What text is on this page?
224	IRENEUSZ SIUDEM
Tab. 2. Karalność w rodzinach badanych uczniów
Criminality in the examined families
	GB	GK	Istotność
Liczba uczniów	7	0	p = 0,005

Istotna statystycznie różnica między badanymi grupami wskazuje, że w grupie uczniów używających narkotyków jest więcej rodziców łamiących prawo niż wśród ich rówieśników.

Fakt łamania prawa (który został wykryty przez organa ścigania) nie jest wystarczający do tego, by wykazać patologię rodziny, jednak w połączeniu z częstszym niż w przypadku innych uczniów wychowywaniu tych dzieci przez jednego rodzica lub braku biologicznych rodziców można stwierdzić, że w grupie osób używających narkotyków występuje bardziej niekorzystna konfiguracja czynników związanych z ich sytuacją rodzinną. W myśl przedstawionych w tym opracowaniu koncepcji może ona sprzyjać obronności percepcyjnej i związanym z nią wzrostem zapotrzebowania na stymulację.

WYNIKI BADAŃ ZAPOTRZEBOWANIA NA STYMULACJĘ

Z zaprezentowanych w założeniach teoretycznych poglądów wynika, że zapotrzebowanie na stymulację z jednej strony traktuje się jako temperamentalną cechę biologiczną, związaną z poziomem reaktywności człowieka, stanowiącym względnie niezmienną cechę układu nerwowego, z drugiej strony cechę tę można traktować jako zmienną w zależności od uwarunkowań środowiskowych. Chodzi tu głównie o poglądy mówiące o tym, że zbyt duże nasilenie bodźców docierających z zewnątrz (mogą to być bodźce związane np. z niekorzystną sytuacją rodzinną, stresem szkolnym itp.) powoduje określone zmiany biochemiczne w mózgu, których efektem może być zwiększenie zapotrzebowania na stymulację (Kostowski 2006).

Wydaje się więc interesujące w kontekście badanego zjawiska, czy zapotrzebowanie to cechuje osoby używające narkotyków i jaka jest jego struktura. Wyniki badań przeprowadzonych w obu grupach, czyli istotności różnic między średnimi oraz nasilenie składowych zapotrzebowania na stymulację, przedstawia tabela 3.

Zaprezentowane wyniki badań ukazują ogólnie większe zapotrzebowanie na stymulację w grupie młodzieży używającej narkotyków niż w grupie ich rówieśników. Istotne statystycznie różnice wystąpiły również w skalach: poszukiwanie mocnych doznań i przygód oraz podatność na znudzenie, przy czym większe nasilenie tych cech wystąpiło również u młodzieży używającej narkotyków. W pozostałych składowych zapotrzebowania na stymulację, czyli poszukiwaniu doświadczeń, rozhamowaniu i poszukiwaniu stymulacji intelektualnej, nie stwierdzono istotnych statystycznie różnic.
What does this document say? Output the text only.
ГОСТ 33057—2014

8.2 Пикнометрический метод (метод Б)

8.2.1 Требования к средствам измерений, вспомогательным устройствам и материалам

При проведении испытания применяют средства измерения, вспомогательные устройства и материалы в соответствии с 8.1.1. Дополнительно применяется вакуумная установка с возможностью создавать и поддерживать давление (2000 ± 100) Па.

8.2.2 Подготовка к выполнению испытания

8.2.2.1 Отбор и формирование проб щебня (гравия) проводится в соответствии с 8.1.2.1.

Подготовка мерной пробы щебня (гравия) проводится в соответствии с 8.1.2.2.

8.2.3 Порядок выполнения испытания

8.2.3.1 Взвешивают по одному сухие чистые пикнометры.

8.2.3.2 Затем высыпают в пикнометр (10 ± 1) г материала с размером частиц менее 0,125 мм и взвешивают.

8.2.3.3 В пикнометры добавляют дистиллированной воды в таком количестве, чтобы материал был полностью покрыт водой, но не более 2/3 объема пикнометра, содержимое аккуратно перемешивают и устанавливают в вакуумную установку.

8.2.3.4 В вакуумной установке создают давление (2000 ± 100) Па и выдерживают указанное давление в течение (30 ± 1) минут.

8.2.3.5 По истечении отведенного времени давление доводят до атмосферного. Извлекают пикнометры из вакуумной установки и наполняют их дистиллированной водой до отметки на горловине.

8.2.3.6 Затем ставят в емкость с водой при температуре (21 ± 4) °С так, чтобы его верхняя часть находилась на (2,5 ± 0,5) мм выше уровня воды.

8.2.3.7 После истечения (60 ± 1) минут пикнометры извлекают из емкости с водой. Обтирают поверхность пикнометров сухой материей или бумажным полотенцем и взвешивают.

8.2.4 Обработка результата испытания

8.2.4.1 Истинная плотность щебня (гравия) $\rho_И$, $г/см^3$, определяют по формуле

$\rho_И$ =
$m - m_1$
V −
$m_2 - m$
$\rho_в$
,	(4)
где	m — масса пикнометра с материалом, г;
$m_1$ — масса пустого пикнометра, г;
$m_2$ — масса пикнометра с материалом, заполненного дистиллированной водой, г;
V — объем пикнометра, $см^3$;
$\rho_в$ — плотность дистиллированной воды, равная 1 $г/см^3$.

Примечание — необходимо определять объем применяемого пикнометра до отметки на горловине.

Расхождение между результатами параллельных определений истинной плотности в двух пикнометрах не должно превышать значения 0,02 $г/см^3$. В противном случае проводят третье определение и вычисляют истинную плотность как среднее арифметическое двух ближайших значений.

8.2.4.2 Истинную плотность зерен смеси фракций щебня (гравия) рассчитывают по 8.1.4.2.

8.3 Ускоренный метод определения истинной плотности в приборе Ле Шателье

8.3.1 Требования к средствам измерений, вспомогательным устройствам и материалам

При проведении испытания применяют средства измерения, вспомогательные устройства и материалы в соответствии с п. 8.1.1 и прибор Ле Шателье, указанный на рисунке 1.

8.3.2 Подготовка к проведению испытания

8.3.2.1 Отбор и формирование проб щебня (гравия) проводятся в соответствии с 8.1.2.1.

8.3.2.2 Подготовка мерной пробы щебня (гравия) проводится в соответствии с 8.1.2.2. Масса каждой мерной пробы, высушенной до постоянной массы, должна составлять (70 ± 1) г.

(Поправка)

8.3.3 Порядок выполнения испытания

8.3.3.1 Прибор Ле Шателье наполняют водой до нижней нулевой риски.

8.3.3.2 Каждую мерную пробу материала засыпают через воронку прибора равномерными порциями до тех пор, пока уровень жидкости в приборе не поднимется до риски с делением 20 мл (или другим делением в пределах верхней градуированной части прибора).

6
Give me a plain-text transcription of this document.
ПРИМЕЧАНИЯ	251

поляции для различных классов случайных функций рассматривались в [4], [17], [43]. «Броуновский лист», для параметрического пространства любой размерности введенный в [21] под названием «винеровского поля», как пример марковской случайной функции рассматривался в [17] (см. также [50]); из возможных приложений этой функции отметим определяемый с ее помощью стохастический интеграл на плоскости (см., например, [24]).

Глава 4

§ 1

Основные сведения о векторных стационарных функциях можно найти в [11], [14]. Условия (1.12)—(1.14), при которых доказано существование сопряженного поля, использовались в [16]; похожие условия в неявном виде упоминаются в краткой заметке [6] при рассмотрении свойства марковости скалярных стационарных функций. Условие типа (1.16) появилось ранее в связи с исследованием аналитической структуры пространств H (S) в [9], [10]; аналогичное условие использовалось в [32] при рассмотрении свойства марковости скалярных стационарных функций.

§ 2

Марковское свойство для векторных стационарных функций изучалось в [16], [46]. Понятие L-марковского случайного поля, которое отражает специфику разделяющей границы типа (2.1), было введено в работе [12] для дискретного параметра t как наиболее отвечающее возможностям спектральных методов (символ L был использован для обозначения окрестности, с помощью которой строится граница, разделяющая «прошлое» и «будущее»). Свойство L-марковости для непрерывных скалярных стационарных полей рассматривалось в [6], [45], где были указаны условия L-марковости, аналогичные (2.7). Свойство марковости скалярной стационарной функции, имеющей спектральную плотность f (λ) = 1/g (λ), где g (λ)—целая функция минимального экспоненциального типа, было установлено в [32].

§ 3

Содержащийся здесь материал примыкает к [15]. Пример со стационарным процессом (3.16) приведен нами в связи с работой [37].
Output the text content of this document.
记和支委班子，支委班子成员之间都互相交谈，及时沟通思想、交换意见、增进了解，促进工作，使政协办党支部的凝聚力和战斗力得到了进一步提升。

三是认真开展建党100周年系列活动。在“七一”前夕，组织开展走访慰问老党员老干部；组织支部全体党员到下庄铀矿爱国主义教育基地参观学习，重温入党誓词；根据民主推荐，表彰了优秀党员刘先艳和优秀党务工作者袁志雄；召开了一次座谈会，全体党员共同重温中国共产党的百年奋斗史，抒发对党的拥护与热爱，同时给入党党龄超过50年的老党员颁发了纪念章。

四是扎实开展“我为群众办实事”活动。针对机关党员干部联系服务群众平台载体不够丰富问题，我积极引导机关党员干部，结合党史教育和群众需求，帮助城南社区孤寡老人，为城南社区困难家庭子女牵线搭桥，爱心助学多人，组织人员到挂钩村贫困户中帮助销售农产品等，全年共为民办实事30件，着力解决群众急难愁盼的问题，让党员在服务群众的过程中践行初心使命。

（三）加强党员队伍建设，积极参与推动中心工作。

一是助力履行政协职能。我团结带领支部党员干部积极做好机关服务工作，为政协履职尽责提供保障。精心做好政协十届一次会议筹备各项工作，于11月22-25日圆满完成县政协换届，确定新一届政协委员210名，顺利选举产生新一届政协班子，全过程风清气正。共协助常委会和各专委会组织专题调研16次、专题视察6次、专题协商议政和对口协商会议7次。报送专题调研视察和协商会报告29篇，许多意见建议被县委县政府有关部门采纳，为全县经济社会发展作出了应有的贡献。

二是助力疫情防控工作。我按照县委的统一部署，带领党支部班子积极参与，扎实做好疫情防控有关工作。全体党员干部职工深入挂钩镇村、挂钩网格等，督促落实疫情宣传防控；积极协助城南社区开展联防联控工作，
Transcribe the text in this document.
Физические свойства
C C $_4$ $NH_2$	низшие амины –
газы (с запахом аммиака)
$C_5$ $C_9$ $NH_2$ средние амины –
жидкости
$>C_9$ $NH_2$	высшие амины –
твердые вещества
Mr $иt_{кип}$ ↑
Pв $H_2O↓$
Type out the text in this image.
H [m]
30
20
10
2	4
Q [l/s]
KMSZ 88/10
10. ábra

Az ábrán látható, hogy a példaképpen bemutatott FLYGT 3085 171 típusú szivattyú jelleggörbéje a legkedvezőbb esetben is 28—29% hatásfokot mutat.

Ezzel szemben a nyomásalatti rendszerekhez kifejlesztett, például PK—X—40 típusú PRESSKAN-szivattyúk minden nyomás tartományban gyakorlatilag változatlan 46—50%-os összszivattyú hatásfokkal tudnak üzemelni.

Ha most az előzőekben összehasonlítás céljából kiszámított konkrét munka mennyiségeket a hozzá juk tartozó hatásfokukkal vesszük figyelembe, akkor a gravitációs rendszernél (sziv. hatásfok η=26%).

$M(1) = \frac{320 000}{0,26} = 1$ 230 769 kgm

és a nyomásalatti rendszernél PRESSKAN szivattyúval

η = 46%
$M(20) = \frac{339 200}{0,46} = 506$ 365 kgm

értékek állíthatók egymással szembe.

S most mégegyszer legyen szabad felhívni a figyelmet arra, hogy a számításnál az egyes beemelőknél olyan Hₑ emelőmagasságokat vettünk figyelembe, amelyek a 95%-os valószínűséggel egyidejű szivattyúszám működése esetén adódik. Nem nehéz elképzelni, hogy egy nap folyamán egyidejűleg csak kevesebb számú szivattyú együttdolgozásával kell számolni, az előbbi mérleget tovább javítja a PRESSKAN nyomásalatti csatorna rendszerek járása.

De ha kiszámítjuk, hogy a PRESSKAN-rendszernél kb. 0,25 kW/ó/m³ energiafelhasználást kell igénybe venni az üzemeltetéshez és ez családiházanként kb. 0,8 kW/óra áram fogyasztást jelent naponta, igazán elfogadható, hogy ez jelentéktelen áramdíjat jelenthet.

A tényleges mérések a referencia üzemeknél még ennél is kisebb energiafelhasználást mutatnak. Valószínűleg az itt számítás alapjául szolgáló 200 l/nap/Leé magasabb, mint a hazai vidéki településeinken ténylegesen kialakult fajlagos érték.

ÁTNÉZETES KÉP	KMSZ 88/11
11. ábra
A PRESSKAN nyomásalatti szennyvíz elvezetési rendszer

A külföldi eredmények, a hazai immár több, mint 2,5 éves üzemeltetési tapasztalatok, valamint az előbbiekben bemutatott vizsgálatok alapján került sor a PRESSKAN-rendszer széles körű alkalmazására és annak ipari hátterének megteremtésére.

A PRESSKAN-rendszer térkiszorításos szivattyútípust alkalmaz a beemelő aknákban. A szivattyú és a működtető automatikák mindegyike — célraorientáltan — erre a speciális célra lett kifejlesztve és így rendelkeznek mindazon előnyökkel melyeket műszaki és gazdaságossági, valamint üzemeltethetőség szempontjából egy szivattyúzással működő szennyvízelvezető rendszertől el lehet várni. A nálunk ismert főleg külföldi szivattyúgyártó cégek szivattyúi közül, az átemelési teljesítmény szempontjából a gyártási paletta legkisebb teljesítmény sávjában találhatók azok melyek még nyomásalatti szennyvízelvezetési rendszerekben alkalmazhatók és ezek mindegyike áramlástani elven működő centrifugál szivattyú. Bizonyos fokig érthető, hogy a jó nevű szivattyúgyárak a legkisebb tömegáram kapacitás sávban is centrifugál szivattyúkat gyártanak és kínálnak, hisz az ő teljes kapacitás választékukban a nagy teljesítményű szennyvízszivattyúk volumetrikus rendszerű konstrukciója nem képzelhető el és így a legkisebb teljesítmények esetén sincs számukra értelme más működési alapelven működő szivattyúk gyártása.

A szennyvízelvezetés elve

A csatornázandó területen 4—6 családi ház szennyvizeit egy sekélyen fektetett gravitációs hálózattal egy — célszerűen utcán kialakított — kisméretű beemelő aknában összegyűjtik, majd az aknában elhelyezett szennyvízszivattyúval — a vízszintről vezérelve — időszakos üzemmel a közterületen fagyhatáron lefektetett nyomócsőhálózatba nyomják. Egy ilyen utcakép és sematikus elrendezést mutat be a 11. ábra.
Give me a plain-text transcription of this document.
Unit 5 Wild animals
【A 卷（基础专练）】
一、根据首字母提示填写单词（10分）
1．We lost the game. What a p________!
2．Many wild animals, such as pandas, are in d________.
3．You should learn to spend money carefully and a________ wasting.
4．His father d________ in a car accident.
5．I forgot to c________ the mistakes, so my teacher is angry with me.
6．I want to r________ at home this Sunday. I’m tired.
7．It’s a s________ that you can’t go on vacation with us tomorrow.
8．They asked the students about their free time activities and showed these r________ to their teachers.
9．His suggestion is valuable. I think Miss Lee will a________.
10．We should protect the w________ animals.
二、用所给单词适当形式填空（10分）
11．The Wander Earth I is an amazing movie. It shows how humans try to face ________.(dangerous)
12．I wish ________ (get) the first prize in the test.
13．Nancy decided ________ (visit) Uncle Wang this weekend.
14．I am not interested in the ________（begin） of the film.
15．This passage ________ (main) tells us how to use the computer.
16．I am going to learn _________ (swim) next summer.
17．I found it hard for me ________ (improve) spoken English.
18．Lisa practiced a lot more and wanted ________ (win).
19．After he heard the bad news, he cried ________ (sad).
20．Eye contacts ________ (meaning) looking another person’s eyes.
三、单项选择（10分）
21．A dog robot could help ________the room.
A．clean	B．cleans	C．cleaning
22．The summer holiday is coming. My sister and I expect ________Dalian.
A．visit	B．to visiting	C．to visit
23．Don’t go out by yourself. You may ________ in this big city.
• • • • •
◆ Written problem ◆
Pick out all lines containing the string "Порядок".

◆ Written solution ◆
8.2.3 Порядок выполнения испытания
8.3.3 Порядок выполнения испытания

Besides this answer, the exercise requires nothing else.